[REQUESTS]
1/ Translate this sentence from the forum post about ROTC cadets and high heels into Spanish: "The Army openly encouraged participating in April’s “Walk A Mile in Her Shoes” events in 2014, but now it appears as though ROTC candidates at ASU were faced with a volunteer event that became mandatory."
2/ Use the forum post about ROTC cadets and high heels to answer these questions:
(a) At which university was the campus event held?
(b) How much did the anonymous cadet spend on a pair of high heels?
(c) About how many people did that cadet expect to take part?
3/ Write the next part of the forum post about ROTC cadets being pressured to walk in high heels, picking up after its last sentence.

[EXCERPT]
□ □ □ □

# High Heels at ROTC?!?



## Ooh-Rah (Apr 21, 2015)

Okay really?  REALLY?  Someone has to please tell me that this didn't happen the way I see it written...

http://www.washingtontimes.com/news...legedly-pushed-men-wear-high-h/#ixzz3XxHyoPyY







Army ROTC cadets are complaining on message boards that they were pressured to walk in high heels on Monday for an Arizona State University campus event designed to raise awareness of sexual violence against women.

The Army openly encouraged participating in April’s “Walk A Mile in Her Shoes” events in 2014, but now it appears as though ROTC candidates at ASU were faced with a volunteer event that became mandatory.

*“Attendance is mandatory and if we miss it we get a negative counseling and a ‘does not support the battalion sharp/EO mission’ on our CDT OER for getting the branch we want.* So I just spent $16 on a pair of high heels that I have to spray paint red later on only to throw them in the trash after about 300 of us embarrass the U.S. Army tomorrow,” one anonymous cadet wrote on the social media sharing website Imgr, IJReview reported Monday.

□ □ □ □

[PROVIDED INFORMATION]
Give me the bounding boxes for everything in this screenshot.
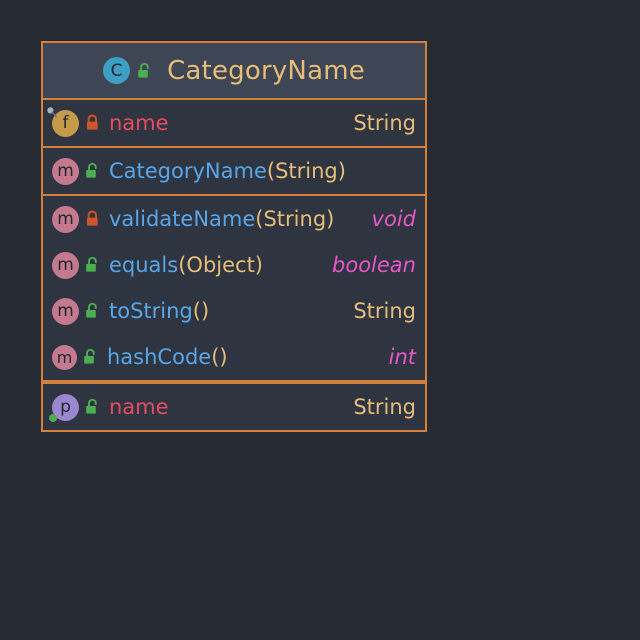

□ □ □ □

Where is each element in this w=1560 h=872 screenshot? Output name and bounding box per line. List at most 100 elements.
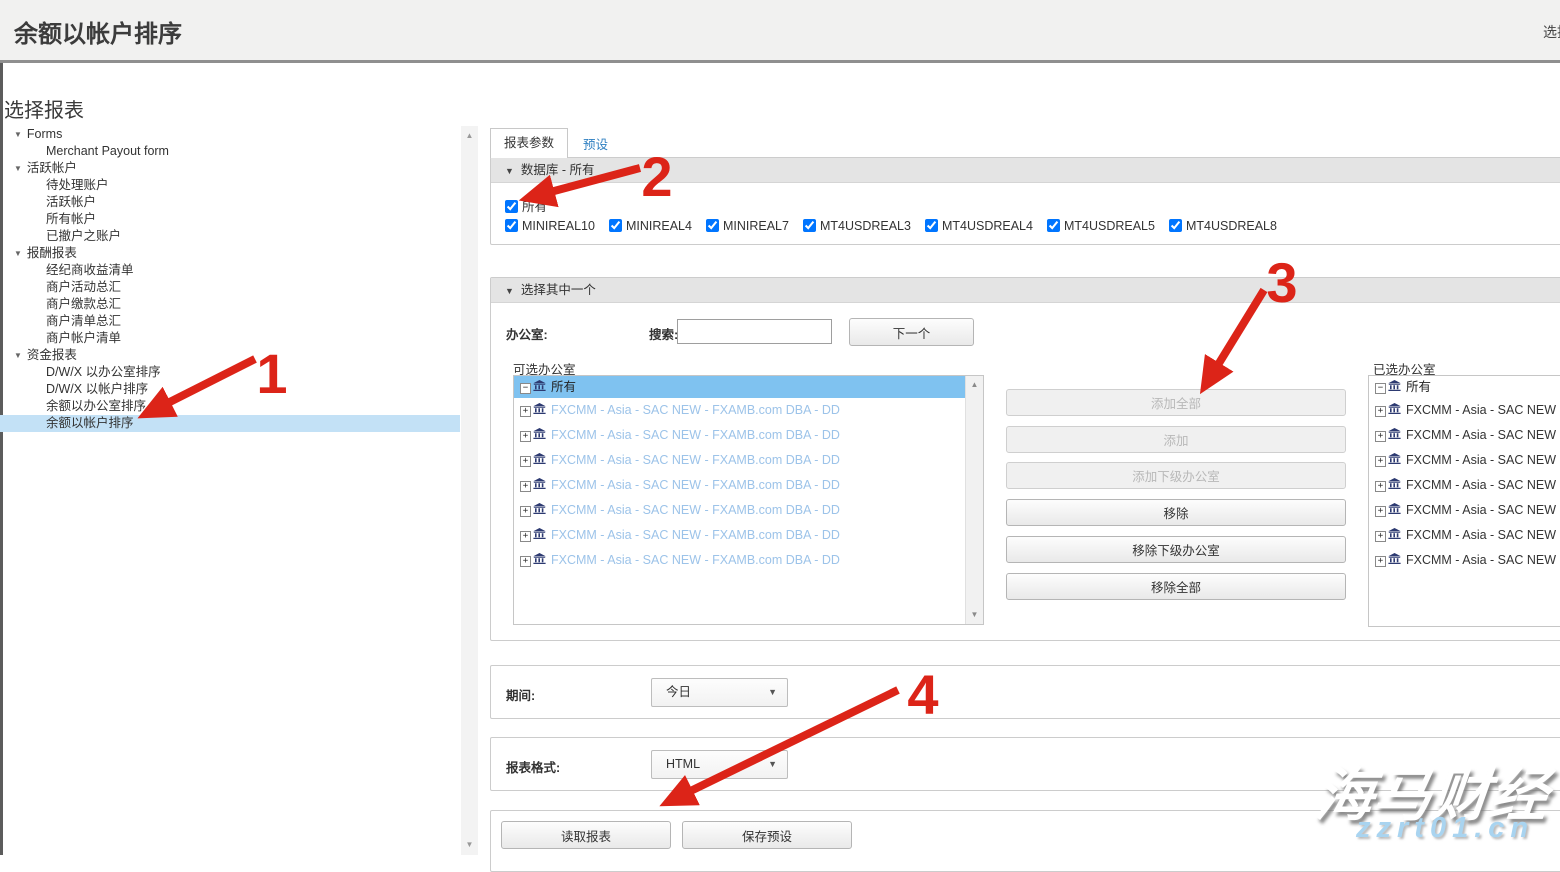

□ □ □ □

[ANSWERS TO THE EXERCISE]
1/ En 2014, el Ejército fomentó abiertamente la participación en los eventos «Walk A Mile in Her Shoes» de abril, pero ahora parece que los candidatos del ROTC en ASU se enfrentaron a un evento voluntario que se volvió obligatorio.

2/
(a) Arizona State University
(b) $16
(c) About 300

3/
----------



## Grunt (Apr 21, 2015)

The only thing that walk served to draw attention to was the individuals walking and not the issue.

And to think that I would have been written up for being seen off base in my BDU's except for when I was walking from my car to my apartment.

We have come a long way....


----------



## Teufel (Apr 21, 2015)

That is one negative counseling I would have framed on my wall after changing my ROTC program from the Army to the Marine Corps


----------



## Il Duce (Apr 21, 2015)

I hope that PMS receives disciplinary action.  Making a bad judgment can be forgiven, having bad judgment cannot.  I cannot imagine how this sent the right message or was in any way acceptable within uniform regulations.  I've participated in a number of SHARP events for April in my unit and a suggestion like this would have gotten a CDR counseled, action would have gotten them relieved.


----------



## AWP (Apr 21, 2015)

"There's no place like home. There's no place like home."


----------



## pardus (Apr 22, 2015)

That is disgraceful. I would have refused that order.


----------



## Gunz (Apr 22, 2015)

There's no fucking way I would've done that. I don't care what's on the line.


----------



## reed11b (Apr 22, 2015)

I would have done it, and support the Army encouraging Soldiers to participate. Kudo's to soldiers that do so voluntarily.

What I do NOT agree with, is making it mandatory.
Reed


----------



## policemedic (Apr 22, 2015)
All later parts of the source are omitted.